**Request 1:** From the text of PC gaming recollections below, list every video game title it mentions by name.
**Request 2:** Extend the text of PC gaming recollections below, picking up right after its final line.

**Text provided:**
= = = =

Being really excited to play Star Wars Episode 1 Racer and then having the game refuse to boot because I only had 28MB of usable memory (still to this day not sure what this was about, I think my system was using 4MB for onboard video?). It was probably really easy to get around it but I was completely stumped at the time.

Playing C&C and being blown away by how high res everything was (compared to the PSX versions).

Buying Vampire: The Masquerade Bloodlines and being unable to get past the start screen because it was so buggy.

Hearing that click sound for the first time that day... holy shit that don't sound right!!

I thought something might be sparking inside my case when I heard it lol.
 
I'm really shocked how many people are referencing only mid-90s and later games. My first memories of gaming were booting games like Indiana Jones and the Last Crusade and Commander Keens in DoS. Heck, I remember booting into Windows 3.1 to start other games.

What a time to be alive!

= = = =

**Record extracts:**
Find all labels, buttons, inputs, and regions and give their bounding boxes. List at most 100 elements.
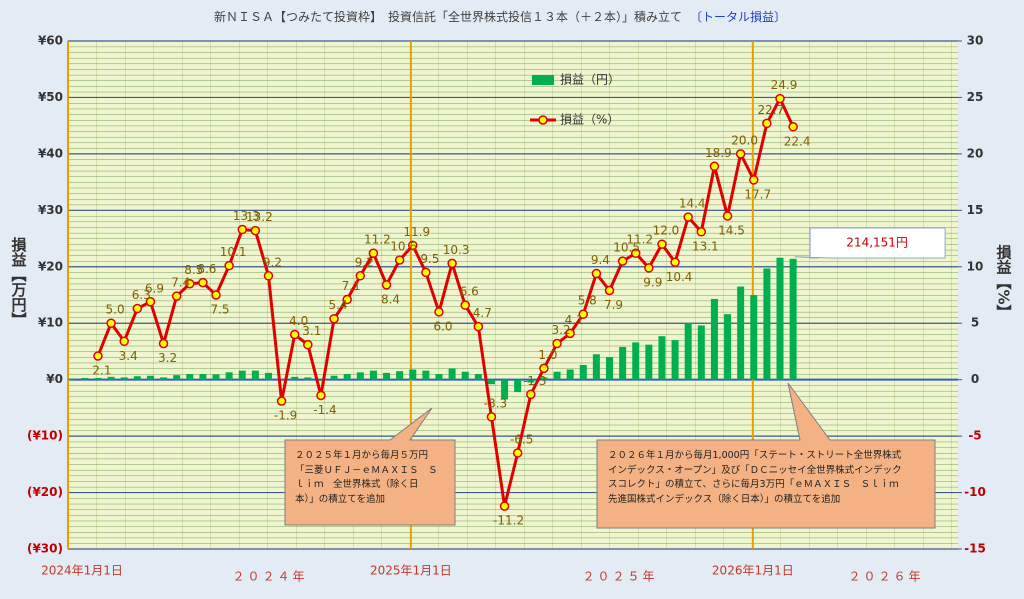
callout-text: ２０２６年１月から毎月1,000円「ステート・ストリート全世界株式 インデックス…	[608, 450, 902, 505]
bar	[710, 298, 718, 380]
bar	[789, 258, 797, 380]
marker	[408, 240, 418, 251]
bar	[658, 336, 666, 380]
bar	[291, 376, 299, 380]
y2-tick-label: 15	[967, 203, 984, 217]
bar	[369, 370, 377, 380]
bar	[579, 364, 587, 380]
y2-tick-label: -15	[964, 542, 986, 556]
data-label: 8.5	[184, 263, 203, 277]
bar	[592, 354, 600, 380]
y2-tick-label: 0	[971, 372, 979, 386]
bar	[501, 379, 509, 400]
bar	[133, 376, 141, 380]
marker	[657, 239, 667, 249]
y-tick-label: (¥30)	[27, 542, 63, 556]
marker	[434, 307, 444, 317]
year-label: ２０２５年	[582, 570, 657, 584]
bar	[619, 346, 627, 380]
marker	[171, 291, 182, 301]
bar	[448, 368, 456, 380]
y-tick-label: ¥10	[38, 316, 63, 330]
note-line: 「三菱ＵＦＪ－ｅＭＡＸＩＳ Ｓ	[295, 464, 438, 476]
data-label: 5.0	[106, 303, 125, 317]
marker	[539, 363, 549, 374]
legend-swatch	[532, 75, 554, 85]
data-label: 13.2	[246, 210, 273, 224]
data-label: -1.4	[313, 403, 336, 417]
y-tick-label: ¥20	[38, 259, 63, 273]
y2-tick-label: -5	[968, 429, 981, 443]
data-label: 6.3	[132, 288, 151, 302]
bar	[540, 377, 548, 380]
marker	[499, 501, 510, 511]
data-label: 3.2	[551, 323, 570, 337]
marker	[355, 271, 366, 281]
bar	[474, 374, 482, 380]
data-label: 10.6	[390, 240, 417, 254]
marker	[526, 389, 536, 400]
y2-tick-label: 10	[967, 259, 984, 273]
data-label: 6.9	[145, 281, 164, 295]
bar	[776, 257, 784, 380]
bar	[684, 323, 692, 380]
marker	[696, 227, 707, 237]
marker	[447, 258, 457, 269]
bar	[251, 370, 259, 380]
bar	[146, 375, 154, 380]
bar	[724, 314, 732, 380]
data-label: 7.9	[604, 298, 623, 312]
data-label: 24.9	[771, 78, 798, 92]
marker	[630, 248, 641, 258]
bar	[199, 374, 207, 380]
bar	[487, 379, 495, 385]
marker	[158, 338, 169, 349]
bar	[605, 357, 613, 380]
marker	[617, 256, 628, 266]
marker	[250, 225, 261, 236]
bar	[94, 377, 102, 380]
y2-tick-label: 5	[971, 316, 979, 330]
bar	[553, 371, 561, 380]
marker	[604, 285, 615, 296]
y-tick-label: ¥60	[38, 34, 63, 48]
marker	[303, 339, 313, 350]
bar	[107, 376, 115, 380]
data-label: 14.5	[718, 223, 745, 237]
data-label: 3.2	[158, 351, 177, 365]
data-label: 12.0	[653, 224, 680, 238]
x-tick-label: 2026年1月1日	[712, 564, 794, 578]
marker	[106, 318, 116, 328]
bar	[383, 372, 391, 380]
callout-box	[795, 227, 946, 259]
marker	[473, 321, 484, 332]
marker	[591, 268, 602, 279]
bar	[763, 268, 771, 380]
bar	[343, 374, 351, 380]
bar	[750, 295, 758, 380]
bar	[396, 371, 404, 380]
data-label: 22.7	[758, 103, 785, 117]
bar	[212, 374, 220, 380]
note-line: ２０２６年１月から毎月1,000円「ステート・ストリート全世界株式	[608, 450, 902, 461]
marker	[486, 412, 497, 422]
marker	[211, 290, 221, 300]
marker	[709, 161, 720, 172]
marker	[145, 297, 156, 307]
marker	[329, 313, 339, 324]
marker	[185, 278, 195, 289]
data-label: 8.6	[197, 262, 216, 276]
marker	[565, 328, 575, 339]
data-label: 8.4	[381, 292, 400, 306]
data-label: 18.9	[705, 146, 732, 160]
data-label: 3.1	[302, 324, 321, 338]
marker	[198, 277, 208, 288]
marker	[276, 396, 287, 406]
marker	[552, 338, 562, 349]
marker	[749, 175, 759, 185]
marker	[368, 248, 379, 258]
callout-box	[596, 382, 936, 529]
note-line: 本）」の積立てを追加	[295, 493, 386, 505]
marker	[735, 149, 746, 159]
bar	[264, 372, 272, 380]
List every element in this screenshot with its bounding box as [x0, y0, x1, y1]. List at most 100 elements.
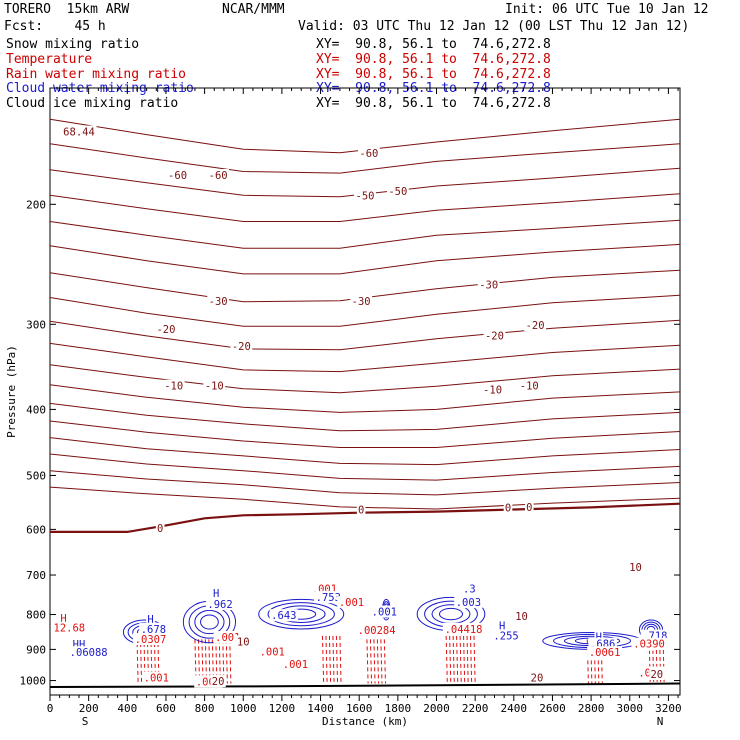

= = = =

**Right answer 1:**
- Star Wars Episode 1 Racer
- C&C
- Vampire: The Masquerade Bloodlines
- Indiana Jones and the Last Crusade
- Commander Keens

**Right answer 2:**
Most importantly, I remember how many games I experienced at friends houses for the first time that just got put onto peoples PCs. Wolf 3D, Doom, Space Quest, random sports games, etc.

I still remember seeing Age of Empires and Half-Life for the first time. That was just insane.
 

Luigi87

Member
I don't even need to post what this is. You already know. The greatest video card ever.

N9Cq9dQ.jpg

The first video card I ever bought and popped into my own computer.
good times... until the day it could no longer run Half-Life 2 for me, after Source got updated when Episode One came out.
 
I remember excitedly picking up my first dedicated video card and taking it home to discover that my old ass Packard Bell had no PCI slots only ISA.

I miss the big boxes. Especially the pyramid cross-section Eidos ones. I don't miss the booklet copy protection schemes.
 

disap.ed

Member
I liked it more in 90s than now. It actually owned the games back then, the boxes were so much more awesome too.

I mean...look at this beauty:
falcon4_binder_05.jpg


THey don't make them like this anymore :(

Still, today is a great time to be a pc gamer. Maybe not 90s-like level of great, but still wesome. Steam, for all it's DRM, helped a lot to restore pc gaming after the dark ages of 2001-2004. It's not the only thing that did, but it played a huge part and loosing some of the old stuff was a worthy trade off

Reminds me of my first bought PC game: Jane's AH-64D Longbow
I bought it before I even had a PC.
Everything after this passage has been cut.